▶ WRITTEN EXERCISE
Identify every line containing the word "lägst" and reproduce each one.
── DATASET RECORDS
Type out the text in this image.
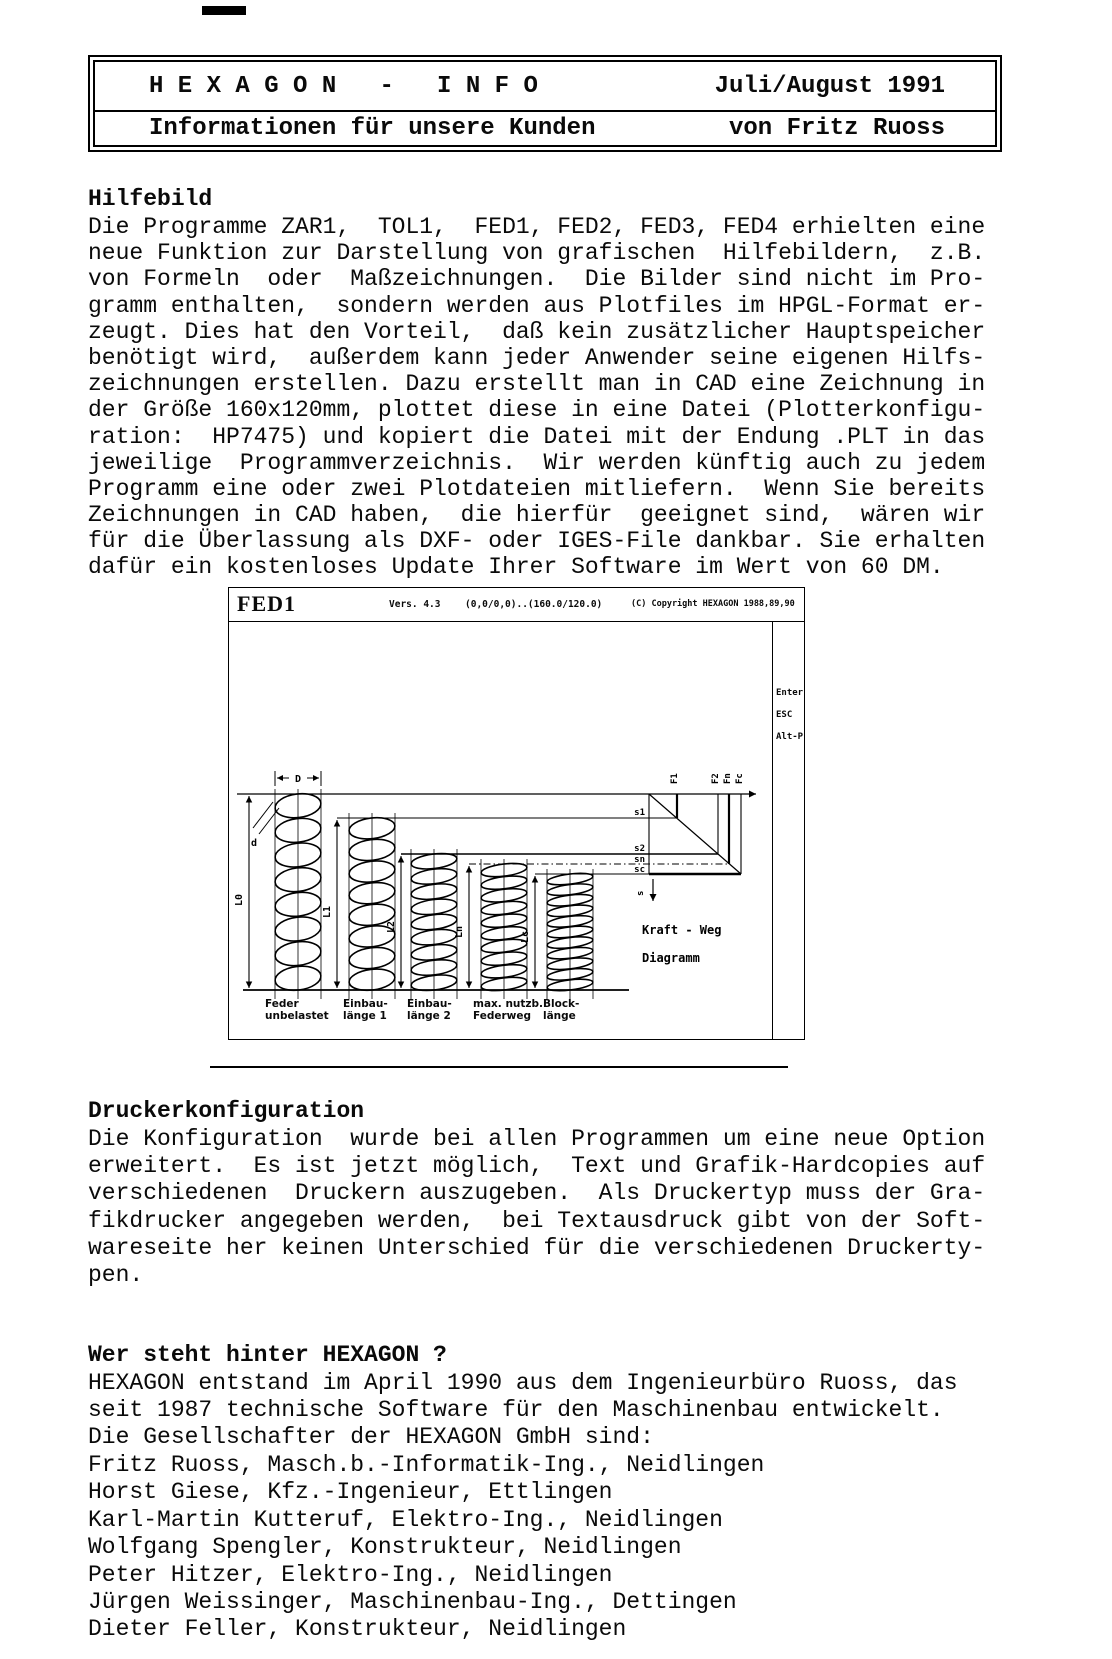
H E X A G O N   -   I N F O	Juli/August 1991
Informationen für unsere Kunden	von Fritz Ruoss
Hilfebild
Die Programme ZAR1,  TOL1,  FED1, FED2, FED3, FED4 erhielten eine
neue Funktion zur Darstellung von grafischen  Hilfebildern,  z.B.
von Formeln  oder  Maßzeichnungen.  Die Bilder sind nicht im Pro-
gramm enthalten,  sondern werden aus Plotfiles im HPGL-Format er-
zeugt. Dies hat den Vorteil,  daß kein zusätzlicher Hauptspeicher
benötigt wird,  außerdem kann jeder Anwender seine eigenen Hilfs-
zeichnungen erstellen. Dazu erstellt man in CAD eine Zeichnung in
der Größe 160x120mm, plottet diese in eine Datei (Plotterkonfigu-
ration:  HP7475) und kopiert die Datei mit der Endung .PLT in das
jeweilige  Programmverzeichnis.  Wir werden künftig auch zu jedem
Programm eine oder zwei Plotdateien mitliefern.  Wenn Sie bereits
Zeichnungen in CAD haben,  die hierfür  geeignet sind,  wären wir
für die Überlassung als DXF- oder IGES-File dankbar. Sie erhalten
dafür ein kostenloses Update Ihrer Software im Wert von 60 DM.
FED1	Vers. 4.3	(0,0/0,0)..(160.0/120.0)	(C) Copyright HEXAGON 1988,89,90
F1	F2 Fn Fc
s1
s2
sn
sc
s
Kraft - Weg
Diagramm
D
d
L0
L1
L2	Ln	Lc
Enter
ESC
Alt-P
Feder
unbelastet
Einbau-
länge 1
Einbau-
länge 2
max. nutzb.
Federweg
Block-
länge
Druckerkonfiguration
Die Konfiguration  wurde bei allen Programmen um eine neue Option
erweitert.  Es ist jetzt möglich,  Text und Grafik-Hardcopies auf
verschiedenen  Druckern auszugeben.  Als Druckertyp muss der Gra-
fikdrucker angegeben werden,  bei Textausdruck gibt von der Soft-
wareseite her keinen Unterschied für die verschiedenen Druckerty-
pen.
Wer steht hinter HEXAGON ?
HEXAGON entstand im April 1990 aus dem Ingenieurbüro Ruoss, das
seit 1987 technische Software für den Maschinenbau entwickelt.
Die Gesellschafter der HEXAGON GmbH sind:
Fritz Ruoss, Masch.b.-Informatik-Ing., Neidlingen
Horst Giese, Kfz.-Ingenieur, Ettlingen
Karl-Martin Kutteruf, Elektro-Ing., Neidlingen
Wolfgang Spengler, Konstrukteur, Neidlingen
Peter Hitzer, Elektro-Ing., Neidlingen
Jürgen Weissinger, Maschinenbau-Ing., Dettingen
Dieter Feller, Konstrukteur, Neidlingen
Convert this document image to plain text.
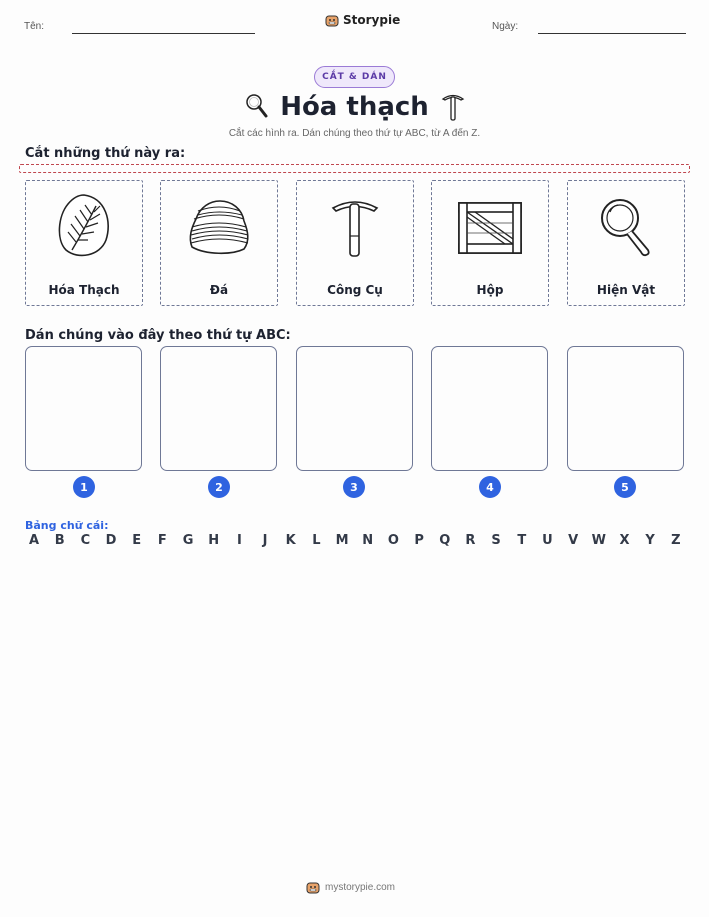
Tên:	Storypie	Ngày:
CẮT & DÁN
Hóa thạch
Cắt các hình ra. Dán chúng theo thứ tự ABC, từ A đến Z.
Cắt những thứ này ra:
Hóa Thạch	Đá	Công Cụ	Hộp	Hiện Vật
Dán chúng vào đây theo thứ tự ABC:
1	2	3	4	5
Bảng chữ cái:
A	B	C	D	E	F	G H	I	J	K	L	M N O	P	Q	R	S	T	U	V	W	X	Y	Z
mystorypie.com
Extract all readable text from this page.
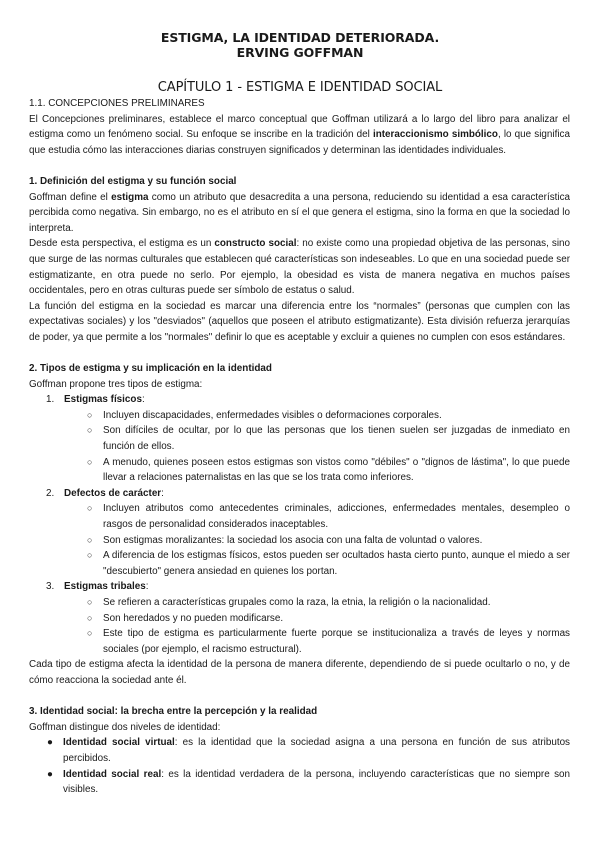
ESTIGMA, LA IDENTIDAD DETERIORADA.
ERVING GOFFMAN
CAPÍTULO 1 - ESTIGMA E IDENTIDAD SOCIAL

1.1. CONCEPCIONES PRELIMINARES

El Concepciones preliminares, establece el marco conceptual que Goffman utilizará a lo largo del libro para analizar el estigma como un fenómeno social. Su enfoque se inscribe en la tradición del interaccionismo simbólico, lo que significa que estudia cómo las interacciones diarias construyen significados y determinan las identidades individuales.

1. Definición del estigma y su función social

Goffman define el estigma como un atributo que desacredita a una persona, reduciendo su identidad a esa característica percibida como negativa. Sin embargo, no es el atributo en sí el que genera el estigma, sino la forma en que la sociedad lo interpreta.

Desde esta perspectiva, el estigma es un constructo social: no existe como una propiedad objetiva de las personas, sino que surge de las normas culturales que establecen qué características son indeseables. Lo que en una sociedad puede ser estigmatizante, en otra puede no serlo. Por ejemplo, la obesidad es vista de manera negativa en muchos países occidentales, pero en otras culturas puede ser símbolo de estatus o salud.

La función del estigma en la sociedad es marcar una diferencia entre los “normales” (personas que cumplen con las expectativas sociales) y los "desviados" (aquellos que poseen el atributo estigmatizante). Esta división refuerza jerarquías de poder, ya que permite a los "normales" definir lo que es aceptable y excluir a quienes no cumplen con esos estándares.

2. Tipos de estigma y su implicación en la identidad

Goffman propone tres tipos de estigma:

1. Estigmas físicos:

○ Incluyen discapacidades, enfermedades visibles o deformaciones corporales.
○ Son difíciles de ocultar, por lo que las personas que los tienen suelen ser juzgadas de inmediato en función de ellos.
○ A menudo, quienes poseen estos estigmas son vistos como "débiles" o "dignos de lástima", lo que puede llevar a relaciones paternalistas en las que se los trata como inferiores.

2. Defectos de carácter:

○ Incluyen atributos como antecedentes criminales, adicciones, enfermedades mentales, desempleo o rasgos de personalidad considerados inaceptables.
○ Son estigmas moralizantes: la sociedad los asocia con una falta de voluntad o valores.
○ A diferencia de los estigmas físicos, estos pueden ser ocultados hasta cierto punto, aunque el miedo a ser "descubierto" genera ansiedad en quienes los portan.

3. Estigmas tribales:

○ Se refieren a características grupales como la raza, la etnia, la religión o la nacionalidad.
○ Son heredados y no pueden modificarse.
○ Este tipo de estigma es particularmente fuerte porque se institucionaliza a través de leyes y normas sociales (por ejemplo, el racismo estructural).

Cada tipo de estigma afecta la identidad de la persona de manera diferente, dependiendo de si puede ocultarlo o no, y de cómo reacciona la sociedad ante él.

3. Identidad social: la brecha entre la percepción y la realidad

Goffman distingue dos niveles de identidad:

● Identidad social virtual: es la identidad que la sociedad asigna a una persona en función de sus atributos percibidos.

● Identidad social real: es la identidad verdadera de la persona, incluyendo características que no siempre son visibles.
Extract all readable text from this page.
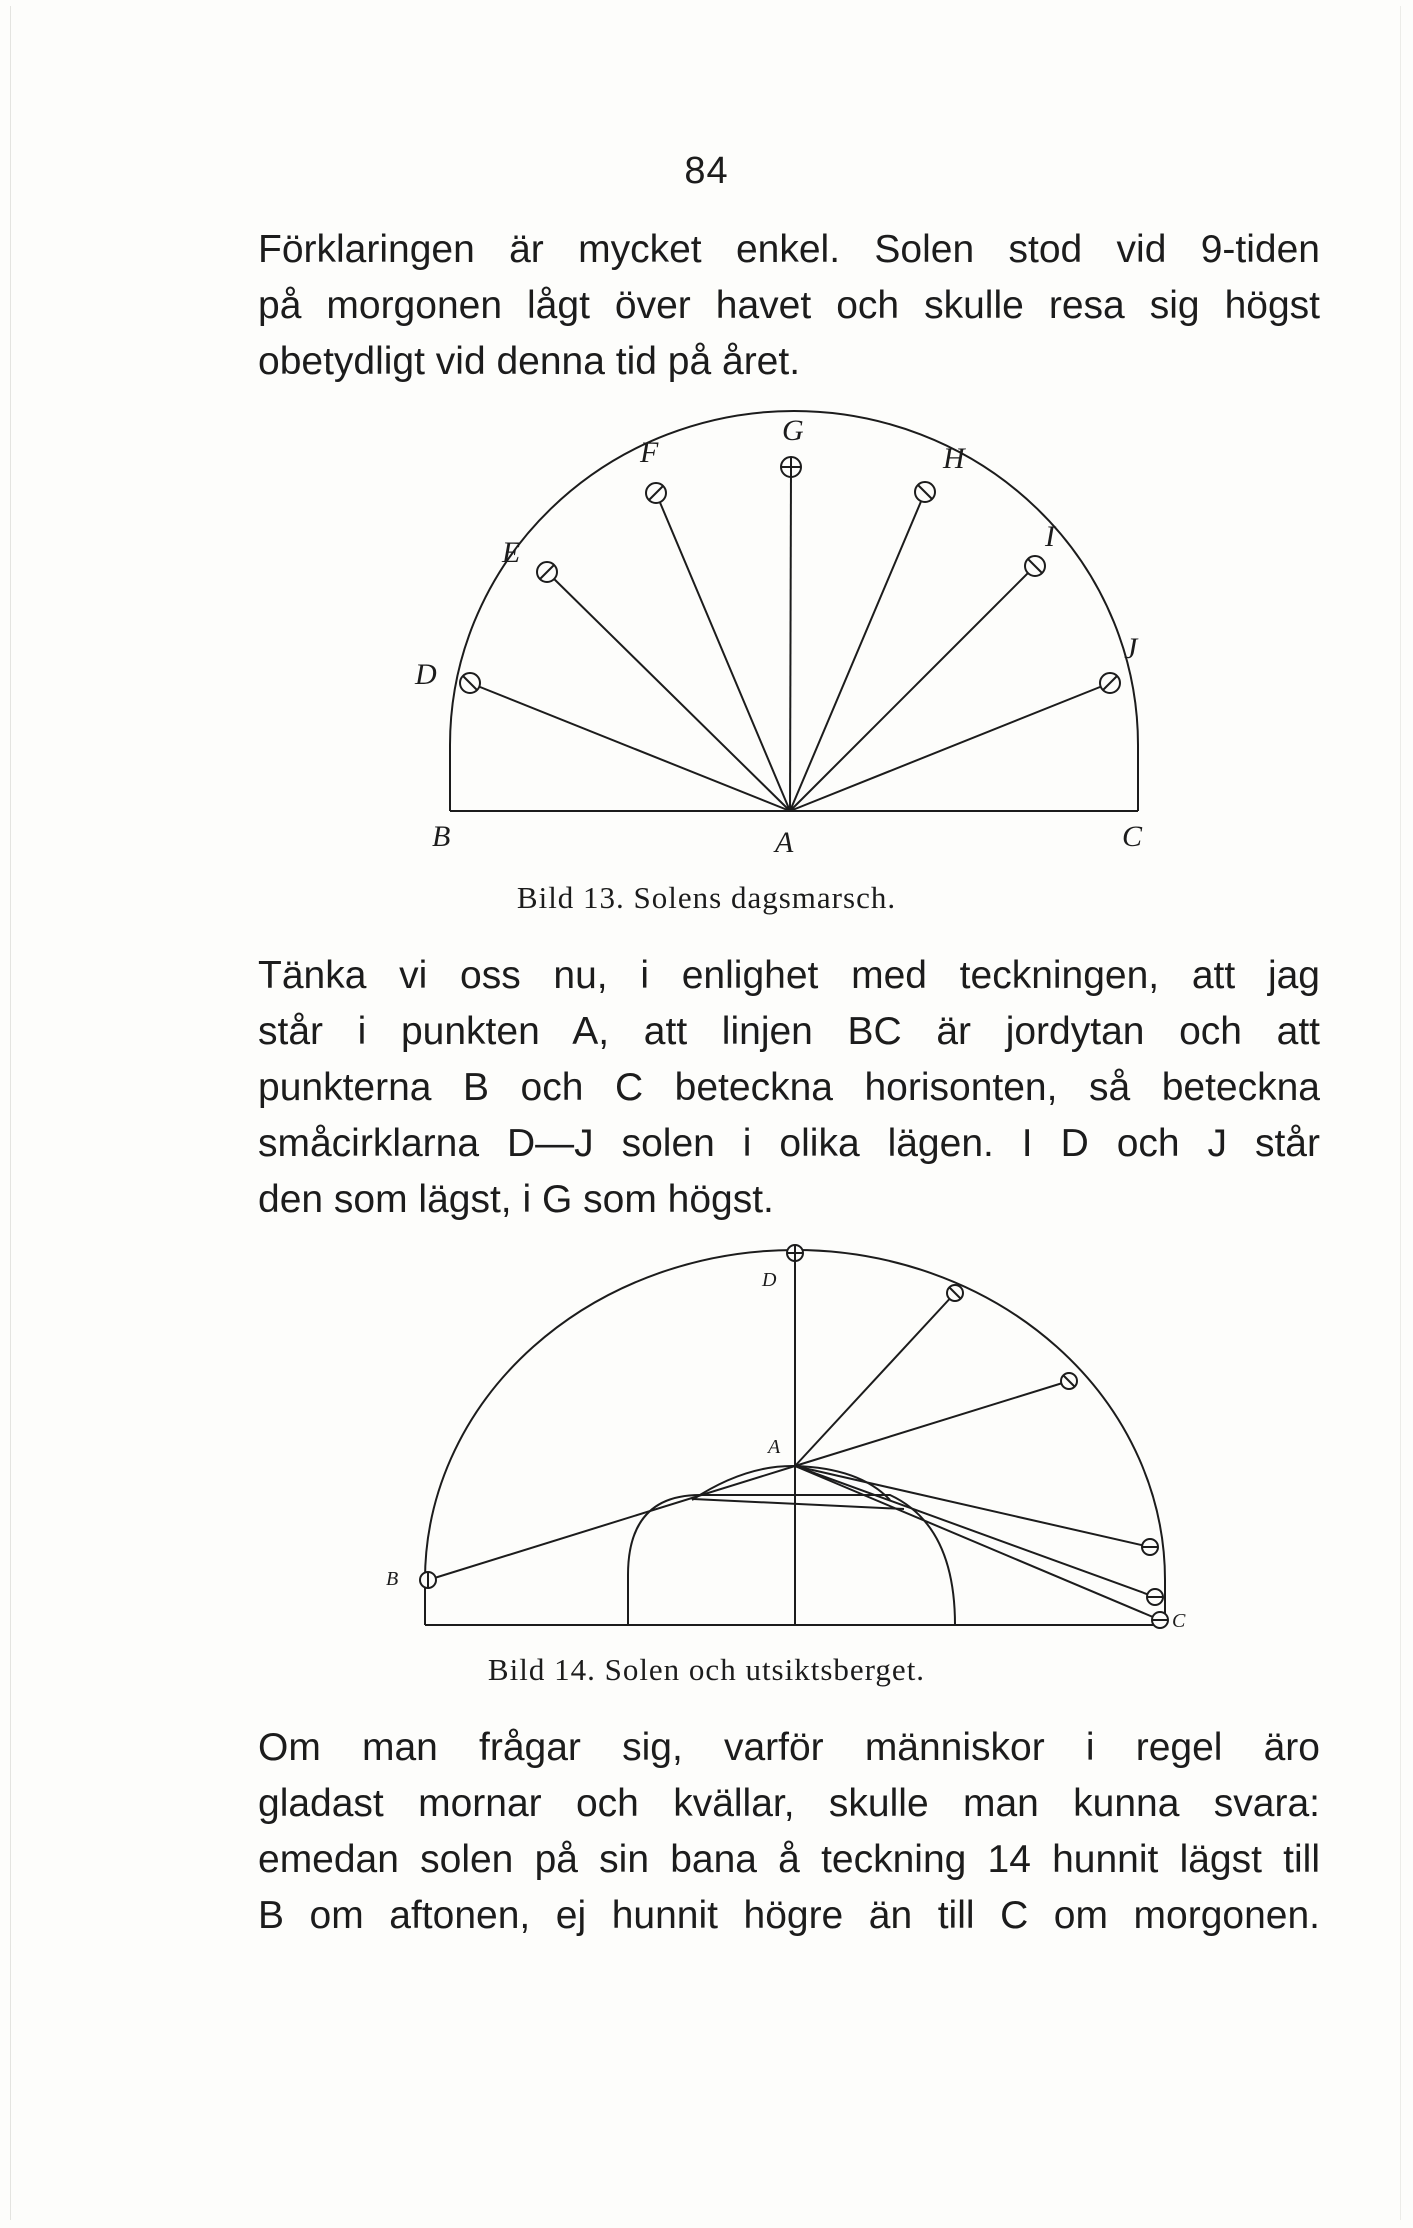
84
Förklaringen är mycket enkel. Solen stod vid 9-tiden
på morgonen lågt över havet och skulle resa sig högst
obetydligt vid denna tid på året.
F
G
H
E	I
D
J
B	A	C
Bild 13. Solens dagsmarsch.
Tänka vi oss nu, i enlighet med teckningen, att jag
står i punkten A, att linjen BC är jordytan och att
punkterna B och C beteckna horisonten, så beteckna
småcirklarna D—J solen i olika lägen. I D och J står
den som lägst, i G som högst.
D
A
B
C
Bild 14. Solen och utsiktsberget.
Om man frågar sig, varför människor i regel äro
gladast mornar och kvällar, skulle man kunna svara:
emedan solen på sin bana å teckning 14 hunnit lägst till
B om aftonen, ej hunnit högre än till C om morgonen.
────
▶ WRITTEN ANSWER
den som lägst, i G som högst.
emedan solen på sin bana å teckning 14 hunnit lägst till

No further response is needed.